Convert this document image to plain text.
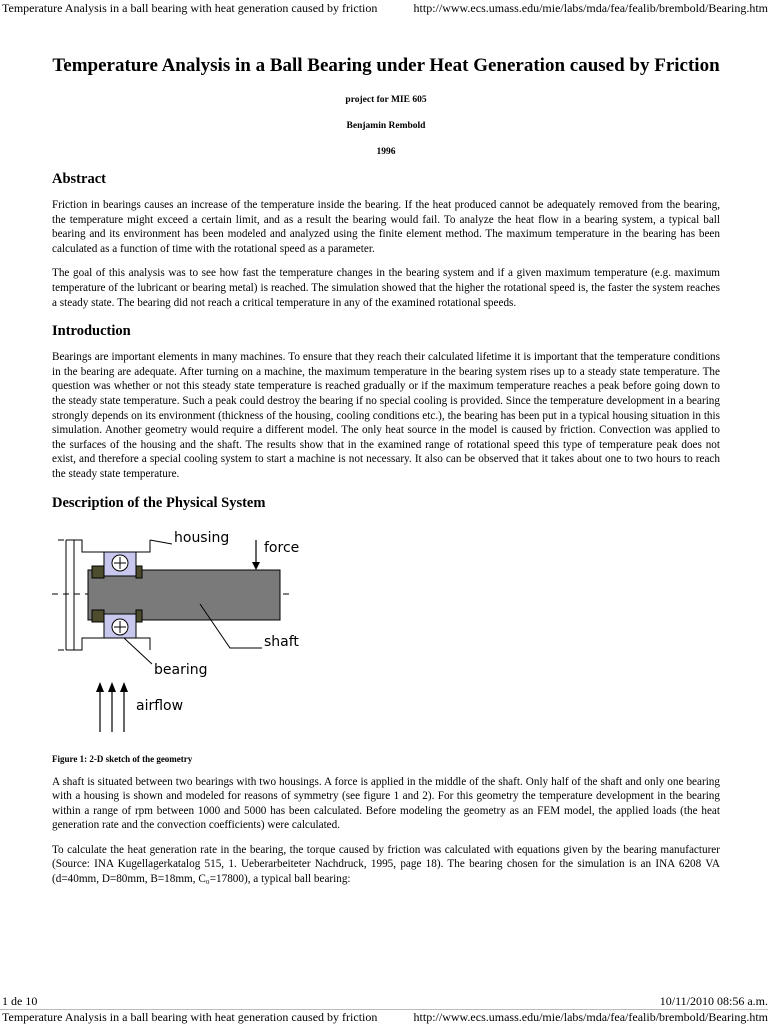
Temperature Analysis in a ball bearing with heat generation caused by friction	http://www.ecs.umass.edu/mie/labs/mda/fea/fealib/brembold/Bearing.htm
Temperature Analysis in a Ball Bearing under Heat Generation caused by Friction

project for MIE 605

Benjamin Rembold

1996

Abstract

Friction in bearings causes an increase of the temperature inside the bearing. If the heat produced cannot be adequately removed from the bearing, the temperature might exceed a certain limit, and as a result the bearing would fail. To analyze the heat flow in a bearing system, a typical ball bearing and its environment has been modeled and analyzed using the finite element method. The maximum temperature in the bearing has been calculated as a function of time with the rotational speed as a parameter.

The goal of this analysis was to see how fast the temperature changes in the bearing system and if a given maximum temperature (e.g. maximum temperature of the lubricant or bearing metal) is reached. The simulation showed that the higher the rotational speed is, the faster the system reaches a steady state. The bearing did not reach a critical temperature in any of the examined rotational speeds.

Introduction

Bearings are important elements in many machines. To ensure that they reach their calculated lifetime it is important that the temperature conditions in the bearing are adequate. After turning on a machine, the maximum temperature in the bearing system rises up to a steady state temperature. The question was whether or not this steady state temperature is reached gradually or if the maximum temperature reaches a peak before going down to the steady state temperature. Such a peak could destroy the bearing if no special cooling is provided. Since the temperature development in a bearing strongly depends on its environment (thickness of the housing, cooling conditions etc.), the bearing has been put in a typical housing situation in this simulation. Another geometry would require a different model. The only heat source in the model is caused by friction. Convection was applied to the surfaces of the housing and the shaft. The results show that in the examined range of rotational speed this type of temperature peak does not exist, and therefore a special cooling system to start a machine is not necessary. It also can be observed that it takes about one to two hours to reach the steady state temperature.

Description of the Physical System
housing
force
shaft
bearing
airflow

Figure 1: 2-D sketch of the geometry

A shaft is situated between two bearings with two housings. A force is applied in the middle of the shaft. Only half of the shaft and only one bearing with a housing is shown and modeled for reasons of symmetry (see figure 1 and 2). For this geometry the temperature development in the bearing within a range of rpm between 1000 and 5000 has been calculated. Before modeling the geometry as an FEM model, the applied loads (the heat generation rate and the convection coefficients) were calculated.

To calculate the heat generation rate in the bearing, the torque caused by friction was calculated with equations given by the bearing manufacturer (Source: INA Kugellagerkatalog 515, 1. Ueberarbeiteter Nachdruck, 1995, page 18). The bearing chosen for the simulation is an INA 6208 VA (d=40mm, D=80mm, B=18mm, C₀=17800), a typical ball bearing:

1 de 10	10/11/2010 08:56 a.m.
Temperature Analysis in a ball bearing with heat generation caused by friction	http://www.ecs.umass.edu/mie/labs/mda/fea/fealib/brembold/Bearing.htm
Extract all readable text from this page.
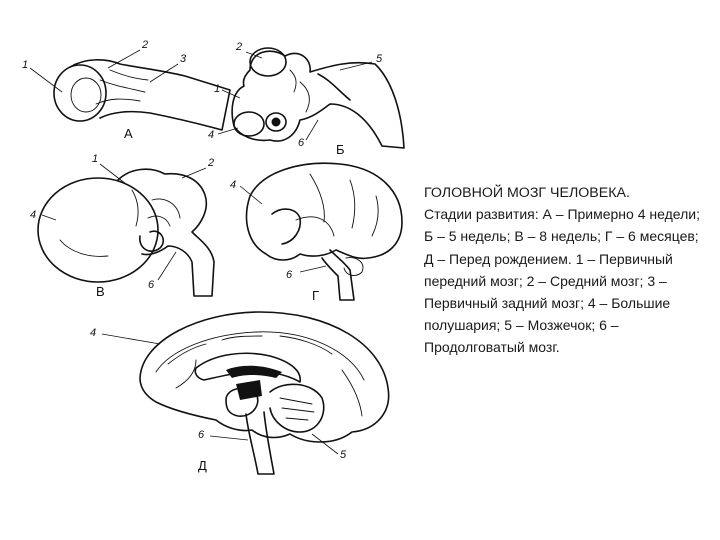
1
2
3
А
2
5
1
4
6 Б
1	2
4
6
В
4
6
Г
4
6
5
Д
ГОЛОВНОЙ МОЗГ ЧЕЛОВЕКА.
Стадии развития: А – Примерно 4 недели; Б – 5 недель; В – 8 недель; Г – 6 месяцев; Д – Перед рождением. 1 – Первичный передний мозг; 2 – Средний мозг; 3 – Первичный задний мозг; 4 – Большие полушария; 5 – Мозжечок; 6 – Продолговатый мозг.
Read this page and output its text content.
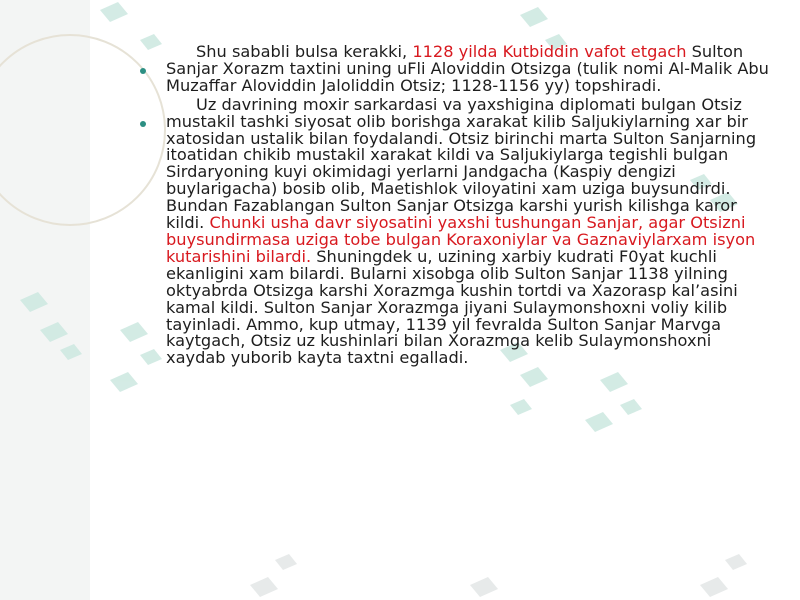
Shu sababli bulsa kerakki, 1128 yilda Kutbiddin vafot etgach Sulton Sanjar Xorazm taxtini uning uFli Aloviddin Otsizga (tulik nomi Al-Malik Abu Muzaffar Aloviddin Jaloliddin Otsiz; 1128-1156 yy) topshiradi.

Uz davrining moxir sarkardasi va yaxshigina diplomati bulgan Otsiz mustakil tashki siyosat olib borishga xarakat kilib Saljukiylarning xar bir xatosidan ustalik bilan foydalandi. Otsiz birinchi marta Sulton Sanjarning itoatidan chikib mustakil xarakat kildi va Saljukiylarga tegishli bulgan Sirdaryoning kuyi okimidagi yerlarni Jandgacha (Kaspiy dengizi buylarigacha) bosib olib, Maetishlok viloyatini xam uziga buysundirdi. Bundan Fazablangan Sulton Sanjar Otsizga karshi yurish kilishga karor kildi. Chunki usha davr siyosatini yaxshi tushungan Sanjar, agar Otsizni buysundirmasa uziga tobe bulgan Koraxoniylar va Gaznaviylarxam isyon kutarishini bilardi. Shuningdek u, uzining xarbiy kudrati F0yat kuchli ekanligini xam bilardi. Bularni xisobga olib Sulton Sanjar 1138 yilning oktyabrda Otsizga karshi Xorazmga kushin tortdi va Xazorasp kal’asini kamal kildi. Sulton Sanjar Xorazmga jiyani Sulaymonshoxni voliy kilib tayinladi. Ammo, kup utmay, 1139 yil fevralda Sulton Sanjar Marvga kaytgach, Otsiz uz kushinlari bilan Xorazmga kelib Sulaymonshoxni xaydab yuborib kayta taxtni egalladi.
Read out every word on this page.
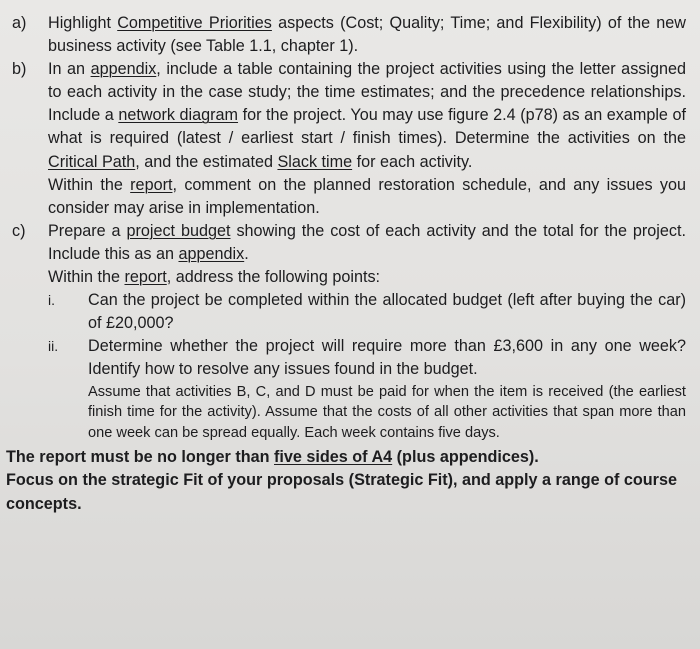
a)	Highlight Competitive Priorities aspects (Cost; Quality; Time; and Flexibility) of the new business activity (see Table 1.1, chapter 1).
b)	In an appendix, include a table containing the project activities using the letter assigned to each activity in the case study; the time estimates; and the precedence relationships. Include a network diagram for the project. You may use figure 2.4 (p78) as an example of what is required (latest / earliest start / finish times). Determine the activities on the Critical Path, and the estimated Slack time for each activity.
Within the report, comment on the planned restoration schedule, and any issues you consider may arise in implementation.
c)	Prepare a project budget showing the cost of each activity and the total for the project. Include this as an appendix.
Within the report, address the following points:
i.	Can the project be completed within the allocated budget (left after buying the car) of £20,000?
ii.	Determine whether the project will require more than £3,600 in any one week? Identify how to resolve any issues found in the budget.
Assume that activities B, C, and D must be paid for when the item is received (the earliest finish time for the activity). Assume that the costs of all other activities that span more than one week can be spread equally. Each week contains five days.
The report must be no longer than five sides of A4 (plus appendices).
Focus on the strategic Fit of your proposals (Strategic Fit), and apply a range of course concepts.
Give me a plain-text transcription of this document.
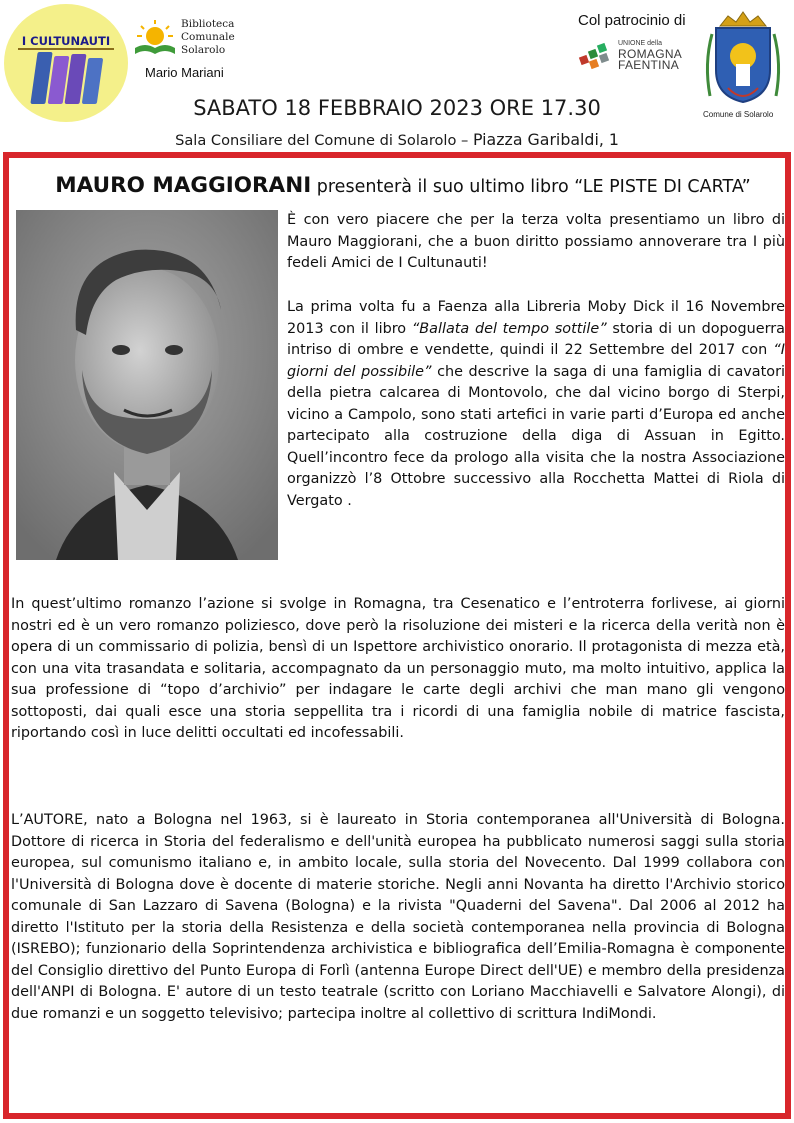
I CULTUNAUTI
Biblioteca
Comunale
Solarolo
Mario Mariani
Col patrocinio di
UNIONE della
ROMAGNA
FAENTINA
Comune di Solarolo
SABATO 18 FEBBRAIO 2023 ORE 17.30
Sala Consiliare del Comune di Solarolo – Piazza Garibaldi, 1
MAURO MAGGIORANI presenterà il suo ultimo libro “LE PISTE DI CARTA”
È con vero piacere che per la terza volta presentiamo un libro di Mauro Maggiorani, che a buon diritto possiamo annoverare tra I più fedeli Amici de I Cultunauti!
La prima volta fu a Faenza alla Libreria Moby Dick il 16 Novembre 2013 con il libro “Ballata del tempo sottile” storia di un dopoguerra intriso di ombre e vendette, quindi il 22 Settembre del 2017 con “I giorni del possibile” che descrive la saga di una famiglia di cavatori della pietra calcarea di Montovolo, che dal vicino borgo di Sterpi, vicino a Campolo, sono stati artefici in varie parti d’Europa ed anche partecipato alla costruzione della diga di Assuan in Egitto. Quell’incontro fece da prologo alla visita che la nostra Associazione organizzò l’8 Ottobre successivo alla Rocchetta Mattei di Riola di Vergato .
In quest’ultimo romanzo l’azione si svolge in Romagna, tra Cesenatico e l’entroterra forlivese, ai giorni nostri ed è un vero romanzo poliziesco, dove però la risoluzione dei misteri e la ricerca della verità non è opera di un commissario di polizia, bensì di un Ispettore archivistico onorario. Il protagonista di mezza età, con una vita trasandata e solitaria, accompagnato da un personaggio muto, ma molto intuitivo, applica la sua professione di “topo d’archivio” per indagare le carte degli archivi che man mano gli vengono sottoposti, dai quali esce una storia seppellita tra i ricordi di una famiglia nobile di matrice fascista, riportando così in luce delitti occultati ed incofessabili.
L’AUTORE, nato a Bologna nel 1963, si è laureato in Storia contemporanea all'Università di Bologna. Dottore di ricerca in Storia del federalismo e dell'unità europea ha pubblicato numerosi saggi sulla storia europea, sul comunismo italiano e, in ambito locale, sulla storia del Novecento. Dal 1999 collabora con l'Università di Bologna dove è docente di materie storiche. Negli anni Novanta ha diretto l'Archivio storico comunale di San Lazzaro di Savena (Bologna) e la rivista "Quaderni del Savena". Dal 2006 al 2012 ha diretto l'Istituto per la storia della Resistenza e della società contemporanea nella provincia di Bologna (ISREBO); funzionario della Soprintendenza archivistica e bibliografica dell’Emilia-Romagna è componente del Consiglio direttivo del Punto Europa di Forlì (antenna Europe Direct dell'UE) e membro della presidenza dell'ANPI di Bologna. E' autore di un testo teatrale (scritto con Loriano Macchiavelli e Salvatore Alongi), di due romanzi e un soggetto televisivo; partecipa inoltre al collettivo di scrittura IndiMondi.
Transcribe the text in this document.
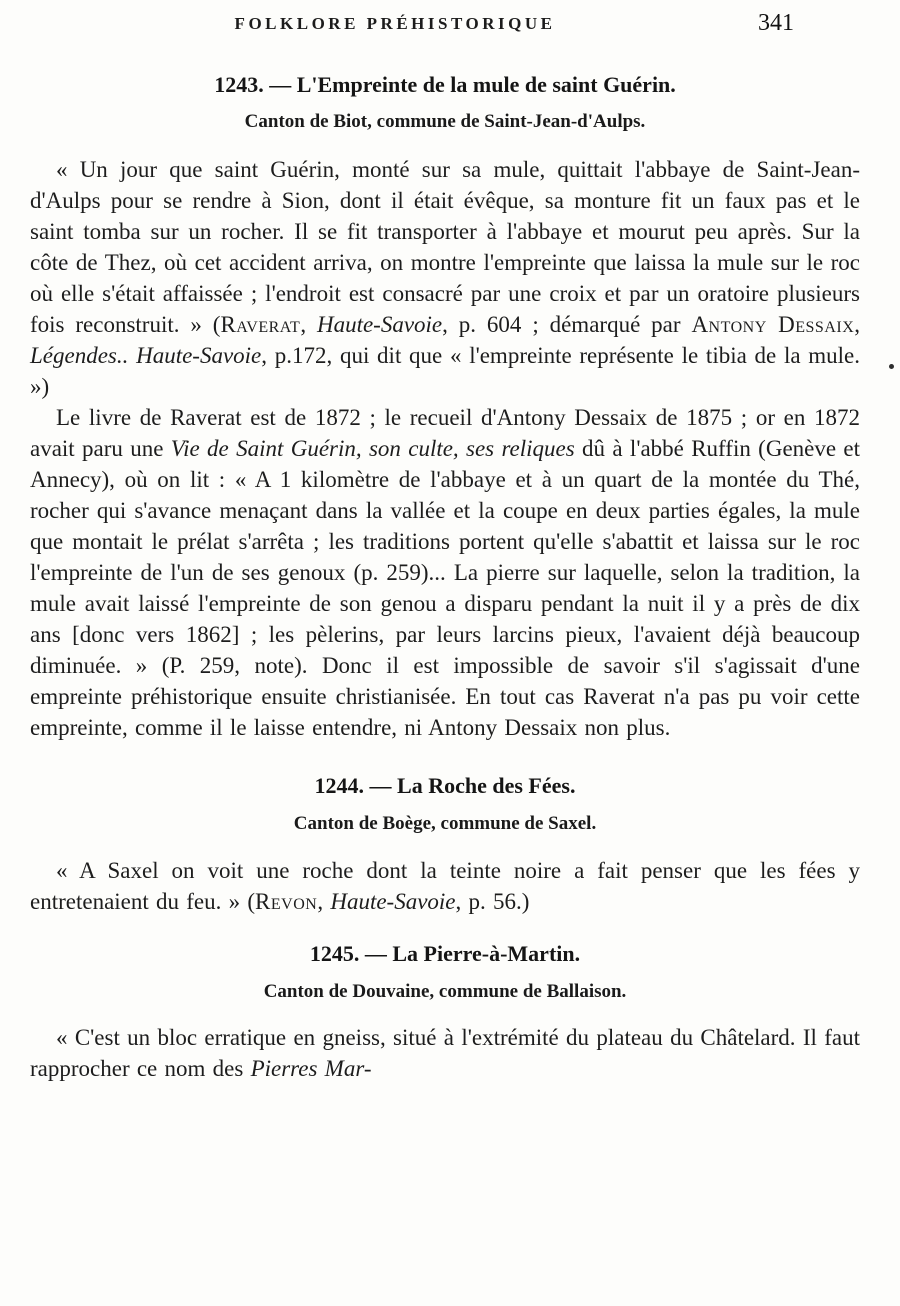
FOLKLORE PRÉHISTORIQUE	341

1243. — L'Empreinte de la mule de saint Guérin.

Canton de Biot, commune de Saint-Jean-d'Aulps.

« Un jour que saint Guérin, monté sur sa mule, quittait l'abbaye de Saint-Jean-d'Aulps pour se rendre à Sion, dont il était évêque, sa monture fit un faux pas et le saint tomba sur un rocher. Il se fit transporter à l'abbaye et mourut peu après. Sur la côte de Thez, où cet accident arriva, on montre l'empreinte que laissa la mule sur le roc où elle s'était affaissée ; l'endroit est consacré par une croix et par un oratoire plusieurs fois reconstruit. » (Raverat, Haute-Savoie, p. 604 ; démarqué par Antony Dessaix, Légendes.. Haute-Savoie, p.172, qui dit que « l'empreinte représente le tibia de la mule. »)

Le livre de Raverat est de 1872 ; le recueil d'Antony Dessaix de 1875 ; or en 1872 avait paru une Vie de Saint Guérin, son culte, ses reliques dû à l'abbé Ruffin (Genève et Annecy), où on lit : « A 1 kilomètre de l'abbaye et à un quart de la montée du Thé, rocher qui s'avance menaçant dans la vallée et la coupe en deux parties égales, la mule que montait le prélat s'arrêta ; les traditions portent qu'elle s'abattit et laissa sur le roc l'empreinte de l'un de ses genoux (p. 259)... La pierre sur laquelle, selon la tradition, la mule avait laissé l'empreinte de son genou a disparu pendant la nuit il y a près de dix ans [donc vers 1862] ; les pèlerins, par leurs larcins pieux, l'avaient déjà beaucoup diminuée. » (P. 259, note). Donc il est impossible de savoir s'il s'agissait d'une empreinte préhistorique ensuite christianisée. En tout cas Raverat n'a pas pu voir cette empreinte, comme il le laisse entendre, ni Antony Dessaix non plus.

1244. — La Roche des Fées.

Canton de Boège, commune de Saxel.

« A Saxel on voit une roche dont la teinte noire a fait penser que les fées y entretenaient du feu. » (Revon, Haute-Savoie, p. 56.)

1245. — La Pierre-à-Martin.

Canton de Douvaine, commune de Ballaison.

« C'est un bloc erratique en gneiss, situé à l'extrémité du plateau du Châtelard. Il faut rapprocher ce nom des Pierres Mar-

—————

Which lines in the listing above hold the word "text"? Show each of them.

Convert this document image to plain text.
Extract all readable text from this page.
Read this page and output its text content.
Give me a plain-text transcription of this document.
Transcribe the text in this document.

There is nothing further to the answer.